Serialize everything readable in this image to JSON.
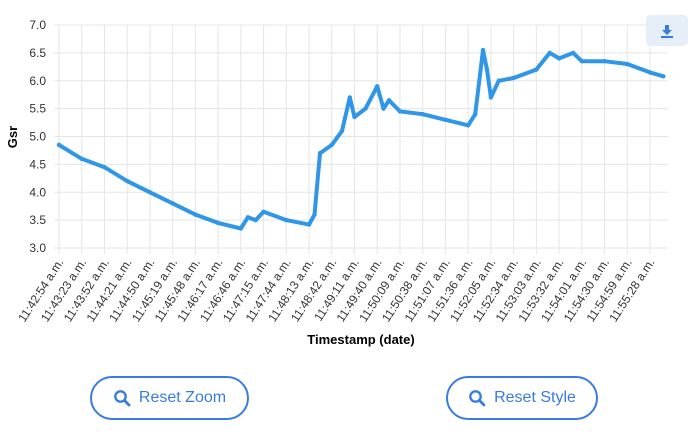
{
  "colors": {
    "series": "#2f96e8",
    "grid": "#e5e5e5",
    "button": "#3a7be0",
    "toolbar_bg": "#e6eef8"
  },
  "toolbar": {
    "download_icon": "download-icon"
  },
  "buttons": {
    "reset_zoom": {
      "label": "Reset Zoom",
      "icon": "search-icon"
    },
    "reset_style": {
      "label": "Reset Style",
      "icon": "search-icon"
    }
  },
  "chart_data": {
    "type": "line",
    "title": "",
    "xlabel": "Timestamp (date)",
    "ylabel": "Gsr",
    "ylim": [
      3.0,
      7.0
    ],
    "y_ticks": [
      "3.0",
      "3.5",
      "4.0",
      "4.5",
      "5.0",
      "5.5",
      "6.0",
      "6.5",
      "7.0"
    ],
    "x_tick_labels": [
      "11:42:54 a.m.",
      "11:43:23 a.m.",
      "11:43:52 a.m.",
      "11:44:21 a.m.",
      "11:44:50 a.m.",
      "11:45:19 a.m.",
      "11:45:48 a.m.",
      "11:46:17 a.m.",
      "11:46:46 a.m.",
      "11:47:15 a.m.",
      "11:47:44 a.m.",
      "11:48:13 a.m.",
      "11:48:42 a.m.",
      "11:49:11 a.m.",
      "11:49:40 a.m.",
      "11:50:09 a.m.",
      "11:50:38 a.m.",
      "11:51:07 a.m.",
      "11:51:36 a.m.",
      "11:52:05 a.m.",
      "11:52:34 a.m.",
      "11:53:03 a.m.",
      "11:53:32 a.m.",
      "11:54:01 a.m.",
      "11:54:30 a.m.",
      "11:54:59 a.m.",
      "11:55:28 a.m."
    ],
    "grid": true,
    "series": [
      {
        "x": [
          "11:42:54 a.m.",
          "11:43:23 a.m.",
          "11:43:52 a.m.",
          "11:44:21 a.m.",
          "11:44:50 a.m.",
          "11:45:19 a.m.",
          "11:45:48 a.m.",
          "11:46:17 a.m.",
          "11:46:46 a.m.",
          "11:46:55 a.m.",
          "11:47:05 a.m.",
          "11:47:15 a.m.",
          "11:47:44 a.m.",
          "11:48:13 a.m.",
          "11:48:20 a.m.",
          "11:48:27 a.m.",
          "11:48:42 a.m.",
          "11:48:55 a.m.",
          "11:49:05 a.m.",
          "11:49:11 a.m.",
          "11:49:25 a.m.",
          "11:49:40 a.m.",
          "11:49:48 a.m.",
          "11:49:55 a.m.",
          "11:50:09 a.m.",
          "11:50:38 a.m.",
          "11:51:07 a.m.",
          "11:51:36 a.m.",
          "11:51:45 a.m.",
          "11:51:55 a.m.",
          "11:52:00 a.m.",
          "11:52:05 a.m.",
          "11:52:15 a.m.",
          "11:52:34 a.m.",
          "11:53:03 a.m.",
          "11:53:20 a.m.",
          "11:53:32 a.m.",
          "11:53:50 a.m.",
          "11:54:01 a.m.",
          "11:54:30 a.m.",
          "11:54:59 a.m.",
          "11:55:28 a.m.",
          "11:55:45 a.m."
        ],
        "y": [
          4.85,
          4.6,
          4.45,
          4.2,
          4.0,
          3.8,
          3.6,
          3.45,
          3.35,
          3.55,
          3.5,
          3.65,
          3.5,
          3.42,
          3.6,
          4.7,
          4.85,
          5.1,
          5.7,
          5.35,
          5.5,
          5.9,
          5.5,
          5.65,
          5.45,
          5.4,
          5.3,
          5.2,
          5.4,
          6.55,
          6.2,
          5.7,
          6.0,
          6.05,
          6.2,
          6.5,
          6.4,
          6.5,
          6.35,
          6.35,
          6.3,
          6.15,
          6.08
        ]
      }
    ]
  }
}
* * *
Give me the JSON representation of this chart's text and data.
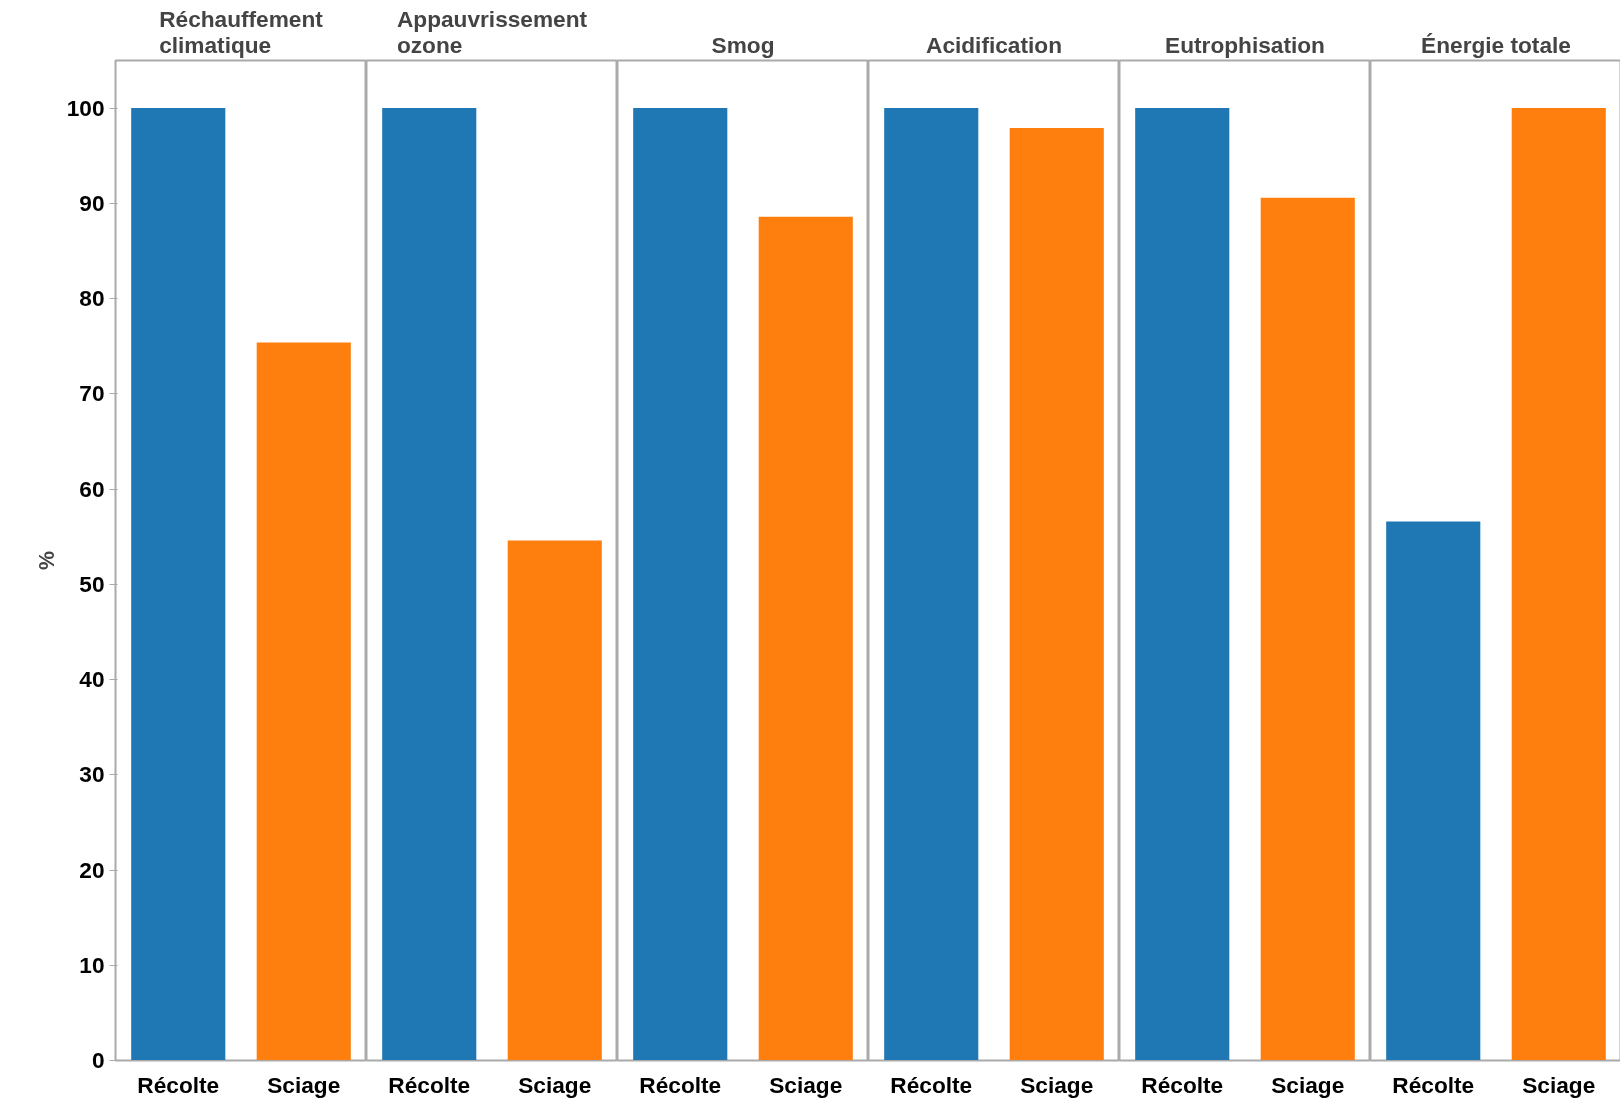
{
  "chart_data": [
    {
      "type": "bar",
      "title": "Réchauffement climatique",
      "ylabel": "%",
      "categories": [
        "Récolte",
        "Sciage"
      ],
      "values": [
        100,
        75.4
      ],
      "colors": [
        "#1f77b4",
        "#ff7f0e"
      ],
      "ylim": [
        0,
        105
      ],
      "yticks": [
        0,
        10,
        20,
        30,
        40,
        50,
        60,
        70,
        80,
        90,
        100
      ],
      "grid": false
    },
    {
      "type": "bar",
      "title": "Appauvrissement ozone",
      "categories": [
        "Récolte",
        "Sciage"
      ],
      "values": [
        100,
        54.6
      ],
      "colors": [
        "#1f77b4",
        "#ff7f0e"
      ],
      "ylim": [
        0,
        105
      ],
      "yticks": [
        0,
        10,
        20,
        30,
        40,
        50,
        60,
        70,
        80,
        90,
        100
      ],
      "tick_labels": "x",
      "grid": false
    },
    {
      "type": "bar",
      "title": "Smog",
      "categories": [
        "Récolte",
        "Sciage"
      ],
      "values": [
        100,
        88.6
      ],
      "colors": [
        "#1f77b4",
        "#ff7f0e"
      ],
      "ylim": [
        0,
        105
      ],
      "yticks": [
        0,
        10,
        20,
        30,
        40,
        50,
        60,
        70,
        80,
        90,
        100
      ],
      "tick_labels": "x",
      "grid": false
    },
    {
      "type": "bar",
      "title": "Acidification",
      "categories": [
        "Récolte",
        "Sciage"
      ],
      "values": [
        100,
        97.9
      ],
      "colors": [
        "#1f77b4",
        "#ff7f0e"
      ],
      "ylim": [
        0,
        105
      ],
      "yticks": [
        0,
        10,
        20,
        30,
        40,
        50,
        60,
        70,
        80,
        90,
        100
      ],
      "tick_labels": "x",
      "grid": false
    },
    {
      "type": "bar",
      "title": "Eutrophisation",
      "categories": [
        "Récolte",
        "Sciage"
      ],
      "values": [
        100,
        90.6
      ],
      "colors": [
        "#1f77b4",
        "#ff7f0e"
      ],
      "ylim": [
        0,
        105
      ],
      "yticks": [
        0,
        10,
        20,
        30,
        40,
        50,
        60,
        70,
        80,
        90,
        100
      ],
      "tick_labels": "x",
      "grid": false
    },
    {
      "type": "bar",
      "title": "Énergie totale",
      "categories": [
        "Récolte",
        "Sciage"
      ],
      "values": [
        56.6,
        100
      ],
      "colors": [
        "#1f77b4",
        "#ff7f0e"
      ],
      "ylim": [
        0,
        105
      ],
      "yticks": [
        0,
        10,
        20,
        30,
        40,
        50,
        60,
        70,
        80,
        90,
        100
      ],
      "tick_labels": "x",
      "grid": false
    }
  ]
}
...
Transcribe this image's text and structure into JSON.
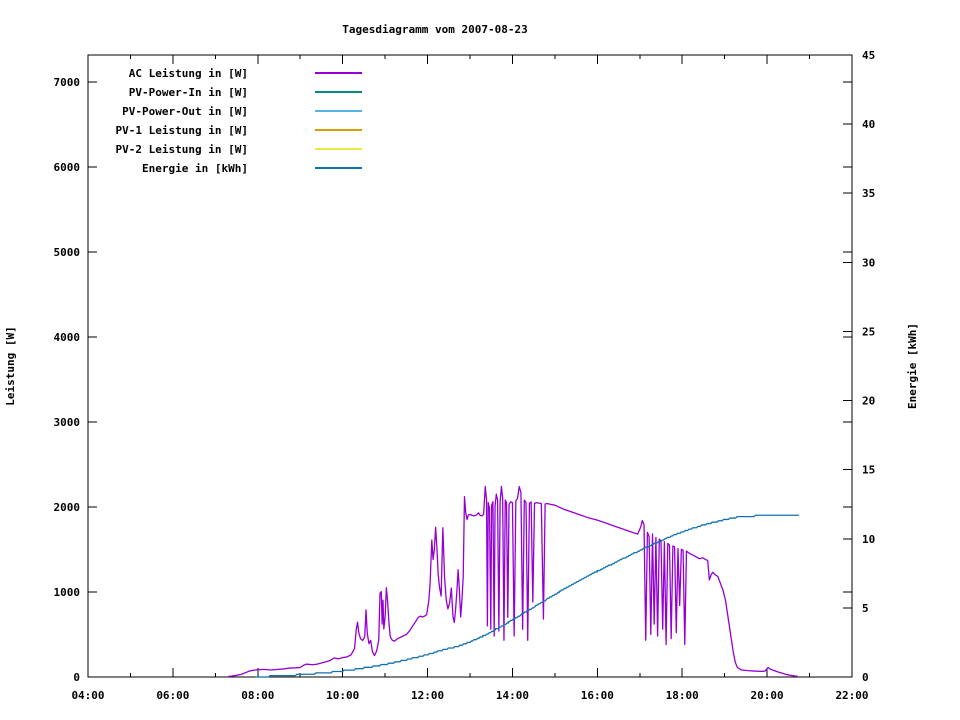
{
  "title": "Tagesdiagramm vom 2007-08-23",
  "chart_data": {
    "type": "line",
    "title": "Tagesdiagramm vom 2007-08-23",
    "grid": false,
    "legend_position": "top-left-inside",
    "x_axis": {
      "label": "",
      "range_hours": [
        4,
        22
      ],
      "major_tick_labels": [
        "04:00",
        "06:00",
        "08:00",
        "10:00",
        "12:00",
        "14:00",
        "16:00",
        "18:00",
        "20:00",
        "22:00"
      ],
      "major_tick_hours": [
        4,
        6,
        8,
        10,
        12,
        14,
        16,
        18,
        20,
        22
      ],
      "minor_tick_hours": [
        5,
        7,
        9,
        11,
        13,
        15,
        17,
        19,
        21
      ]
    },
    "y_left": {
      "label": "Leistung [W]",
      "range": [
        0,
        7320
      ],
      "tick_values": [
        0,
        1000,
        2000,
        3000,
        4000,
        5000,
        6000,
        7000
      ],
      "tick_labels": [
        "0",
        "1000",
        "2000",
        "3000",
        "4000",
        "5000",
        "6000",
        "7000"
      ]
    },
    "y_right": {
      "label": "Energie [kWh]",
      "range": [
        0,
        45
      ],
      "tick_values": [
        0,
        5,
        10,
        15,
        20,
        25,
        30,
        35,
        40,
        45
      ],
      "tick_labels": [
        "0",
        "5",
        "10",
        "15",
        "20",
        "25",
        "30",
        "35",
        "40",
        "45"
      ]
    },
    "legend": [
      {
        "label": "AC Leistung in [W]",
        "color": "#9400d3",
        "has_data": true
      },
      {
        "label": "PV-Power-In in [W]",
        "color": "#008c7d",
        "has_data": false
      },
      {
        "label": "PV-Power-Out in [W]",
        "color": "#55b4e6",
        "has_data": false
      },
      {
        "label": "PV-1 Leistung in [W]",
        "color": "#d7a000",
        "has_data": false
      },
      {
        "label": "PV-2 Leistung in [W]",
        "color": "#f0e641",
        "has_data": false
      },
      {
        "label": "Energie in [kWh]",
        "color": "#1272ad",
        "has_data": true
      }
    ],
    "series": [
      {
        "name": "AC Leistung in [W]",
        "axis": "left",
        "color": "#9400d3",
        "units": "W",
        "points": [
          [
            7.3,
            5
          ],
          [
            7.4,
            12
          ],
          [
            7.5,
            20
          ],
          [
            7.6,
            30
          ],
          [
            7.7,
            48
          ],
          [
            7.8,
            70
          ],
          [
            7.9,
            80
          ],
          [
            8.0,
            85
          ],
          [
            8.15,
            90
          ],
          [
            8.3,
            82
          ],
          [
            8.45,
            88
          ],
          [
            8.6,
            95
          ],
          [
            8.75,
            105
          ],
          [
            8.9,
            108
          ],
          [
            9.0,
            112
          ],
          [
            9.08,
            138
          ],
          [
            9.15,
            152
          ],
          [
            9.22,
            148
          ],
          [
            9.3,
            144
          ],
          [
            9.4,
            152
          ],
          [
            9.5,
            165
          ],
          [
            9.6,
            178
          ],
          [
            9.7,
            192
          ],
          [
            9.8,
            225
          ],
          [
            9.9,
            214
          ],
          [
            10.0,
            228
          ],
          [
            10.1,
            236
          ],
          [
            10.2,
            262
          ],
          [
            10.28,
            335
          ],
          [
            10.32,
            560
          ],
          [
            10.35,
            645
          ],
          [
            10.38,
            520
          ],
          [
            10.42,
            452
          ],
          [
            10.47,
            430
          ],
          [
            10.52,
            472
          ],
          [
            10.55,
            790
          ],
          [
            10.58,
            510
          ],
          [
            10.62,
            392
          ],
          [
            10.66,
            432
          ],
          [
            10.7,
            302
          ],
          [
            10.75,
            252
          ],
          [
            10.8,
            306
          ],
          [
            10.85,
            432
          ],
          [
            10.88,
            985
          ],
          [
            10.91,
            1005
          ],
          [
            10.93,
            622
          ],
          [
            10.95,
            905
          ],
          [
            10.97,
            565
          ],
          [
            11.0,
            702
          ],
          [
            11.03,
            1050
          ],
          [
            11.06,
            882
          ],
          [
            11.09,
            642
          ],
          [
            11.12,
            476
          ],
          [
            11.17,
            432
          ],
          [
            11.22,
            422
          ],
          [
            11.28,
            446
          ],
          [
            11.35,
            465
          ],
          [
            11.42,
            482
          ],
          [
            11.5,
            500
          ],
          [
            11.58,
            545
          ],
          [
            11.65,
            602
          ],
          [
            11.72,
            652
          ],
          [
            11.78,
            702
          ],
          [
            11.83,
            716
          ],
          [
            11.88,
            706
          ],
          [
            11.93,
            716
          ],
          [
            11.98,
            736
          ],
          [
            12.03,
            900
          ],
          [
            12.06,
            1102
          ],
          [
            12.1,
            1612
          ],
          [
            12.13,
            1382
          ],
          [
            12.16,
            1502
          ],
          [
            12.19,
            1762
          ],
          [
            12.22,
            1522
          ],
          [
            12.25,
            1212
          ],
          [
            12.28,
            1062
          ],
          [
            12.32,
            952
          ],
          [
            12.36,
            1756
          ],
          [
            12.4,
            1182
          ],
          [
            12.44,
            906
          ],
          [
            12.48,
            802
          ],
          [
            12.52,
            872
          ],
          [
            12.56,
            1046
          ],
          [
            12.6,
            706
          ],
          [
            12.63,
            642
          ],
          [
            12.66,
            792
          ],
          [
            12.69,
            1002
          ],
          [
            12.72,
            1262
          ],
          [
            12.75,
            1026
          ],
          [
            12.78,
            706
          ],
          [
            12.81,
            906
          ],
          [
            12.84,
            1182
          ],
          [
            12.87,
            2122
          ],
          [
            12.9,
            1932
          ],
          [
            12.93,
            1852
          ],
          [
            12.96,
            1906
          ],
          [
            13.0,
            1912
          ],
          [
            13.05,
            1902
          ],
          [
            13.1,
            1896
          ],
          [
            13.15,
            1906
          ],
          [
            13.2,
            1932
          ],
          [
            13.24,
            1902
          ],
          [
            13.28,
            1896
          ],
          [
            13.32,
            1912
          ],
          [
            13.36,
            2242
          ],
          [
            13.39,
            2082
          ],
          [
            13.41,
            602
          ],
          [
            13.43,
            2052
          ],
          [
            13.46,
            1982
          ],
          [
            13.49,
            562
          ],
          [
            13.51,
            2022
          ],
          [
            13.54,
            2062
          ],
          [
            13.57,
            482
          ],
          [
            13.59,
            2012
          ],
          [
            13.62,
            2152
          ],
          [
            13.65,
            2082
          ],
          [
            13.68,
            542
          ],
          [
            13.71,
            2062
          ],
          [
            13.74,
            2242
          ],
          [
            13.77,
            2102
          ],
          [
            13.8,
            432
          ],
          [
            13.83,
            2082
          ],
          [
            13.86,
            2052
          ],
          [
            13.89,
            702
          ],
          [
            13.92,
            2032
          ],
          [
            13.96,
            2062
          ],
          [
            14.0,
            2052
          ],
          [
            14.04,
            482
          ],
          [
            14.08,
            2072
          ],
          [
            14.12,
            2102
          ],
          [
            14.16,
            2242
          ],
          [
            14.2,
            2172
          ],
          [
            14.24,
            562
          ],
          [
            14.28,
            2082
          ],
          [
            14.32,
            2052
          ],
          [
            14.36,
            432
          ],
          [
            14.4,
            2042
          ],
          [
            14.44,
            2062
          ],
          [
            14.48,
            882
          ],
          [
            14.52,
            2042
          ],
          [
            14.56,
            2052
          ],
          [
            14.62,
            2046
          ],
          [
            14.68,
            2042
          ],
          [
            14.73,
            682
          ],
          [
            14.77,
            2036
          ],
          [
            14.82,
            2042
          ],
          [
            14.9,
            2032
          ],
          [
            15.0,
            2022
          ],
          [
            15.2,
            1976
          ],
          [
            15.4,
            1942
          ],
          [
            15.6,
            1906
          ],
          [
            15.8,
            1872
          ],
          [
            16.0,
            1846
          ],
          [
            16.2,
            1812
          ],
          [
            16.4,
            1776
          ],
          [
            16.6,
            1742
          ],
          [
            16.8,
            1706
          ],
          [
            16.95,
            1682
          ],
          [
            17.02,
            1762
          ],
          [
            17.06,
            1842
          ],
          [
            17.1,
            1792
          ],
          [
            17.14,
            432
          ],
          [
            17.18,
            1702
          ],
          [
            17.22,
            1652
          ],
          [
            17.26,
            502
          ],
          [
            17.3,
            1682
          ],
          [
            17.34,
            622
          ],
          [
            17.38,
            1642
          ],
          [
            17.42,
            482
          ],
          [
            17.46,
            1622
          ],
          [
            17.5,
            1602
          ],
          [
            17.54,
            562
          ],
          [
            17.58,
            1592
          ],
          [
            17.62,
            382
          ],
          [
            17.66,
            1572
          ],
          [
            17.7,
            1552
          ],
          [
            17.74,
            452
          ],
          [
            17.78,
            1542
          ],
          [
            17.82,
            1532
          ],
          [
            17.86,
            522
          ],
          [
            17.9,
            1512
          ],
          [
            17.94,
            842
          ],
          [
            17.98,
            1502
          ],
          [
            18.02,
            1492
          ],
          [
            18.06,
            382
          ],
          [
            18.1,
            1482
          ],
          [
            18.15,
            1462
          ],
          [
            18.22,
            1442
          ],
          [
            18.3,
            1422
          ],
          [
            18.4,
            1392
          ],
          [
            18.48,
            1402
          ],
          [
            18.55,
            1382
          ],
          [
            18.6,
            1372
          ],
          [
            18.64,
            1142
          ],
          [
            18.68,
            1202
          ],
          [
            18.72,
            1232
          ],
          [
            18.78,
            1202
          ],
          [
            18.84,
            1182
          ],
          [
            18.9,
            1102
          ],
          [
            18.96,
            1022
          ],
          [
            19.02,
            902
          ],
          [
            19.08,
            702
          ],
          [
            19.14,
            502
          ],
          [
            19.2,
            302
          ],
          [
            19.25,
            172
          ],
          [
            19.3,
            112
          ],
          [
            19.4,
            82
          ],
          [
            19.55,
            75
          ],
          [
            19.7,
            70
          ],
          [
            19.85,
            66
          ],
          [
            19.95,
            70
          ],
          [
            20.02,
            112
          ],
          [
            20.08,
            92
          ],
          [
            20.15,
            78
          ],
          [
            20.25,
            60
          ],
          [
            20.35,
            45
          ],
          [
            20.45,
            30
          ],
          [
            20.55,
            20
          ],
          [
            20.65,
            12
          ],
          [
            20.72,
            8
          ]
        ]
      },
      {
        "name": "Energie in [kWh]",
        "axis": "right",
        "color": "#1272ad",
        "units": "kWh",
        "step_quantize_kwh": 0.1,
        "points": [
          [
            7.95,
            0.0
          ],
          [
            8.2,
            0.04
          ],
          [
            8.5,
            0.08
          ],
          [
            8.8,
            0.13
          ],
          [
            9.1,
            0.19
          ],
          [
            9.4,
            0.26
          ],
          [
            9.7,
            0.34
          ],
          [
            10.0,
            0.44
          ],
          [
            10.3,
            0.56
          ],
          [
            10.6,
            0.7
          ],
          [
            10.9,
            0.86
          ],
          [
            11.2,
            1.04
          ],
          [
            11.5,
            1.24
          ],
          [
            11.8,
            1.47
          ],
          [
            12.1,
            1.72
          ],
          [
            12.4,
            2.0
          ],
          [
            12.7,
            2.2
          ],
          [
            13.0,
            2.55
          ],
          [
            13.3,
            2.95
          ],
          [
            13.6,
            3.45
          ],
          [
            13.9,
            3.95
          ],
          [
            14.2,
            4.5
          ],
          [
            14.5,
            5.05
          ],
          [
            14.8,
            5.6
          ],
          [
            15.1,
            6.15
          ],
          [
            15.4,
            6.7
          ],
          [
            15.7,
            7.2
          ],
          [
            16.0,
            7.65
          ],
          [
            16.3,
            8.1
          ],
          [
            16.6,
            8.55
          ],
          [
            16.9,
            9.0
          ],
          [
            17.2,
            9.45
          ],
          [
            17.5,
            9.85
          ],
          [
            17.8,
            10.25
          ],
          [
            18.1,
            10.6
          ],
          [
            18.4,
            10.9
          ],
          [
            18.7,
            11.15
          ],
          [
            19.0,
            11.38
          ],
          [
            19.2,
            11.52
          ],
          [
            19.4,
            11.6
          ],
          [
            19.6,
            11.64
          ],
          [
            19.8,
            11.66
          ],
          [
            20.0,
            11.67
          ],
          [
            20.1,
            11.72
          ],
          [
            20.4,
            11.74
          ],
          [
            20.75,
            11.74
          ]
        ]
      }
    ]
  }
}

To do: State the number of lines in the records that include "JSON", and write nothing else.

Task result: 3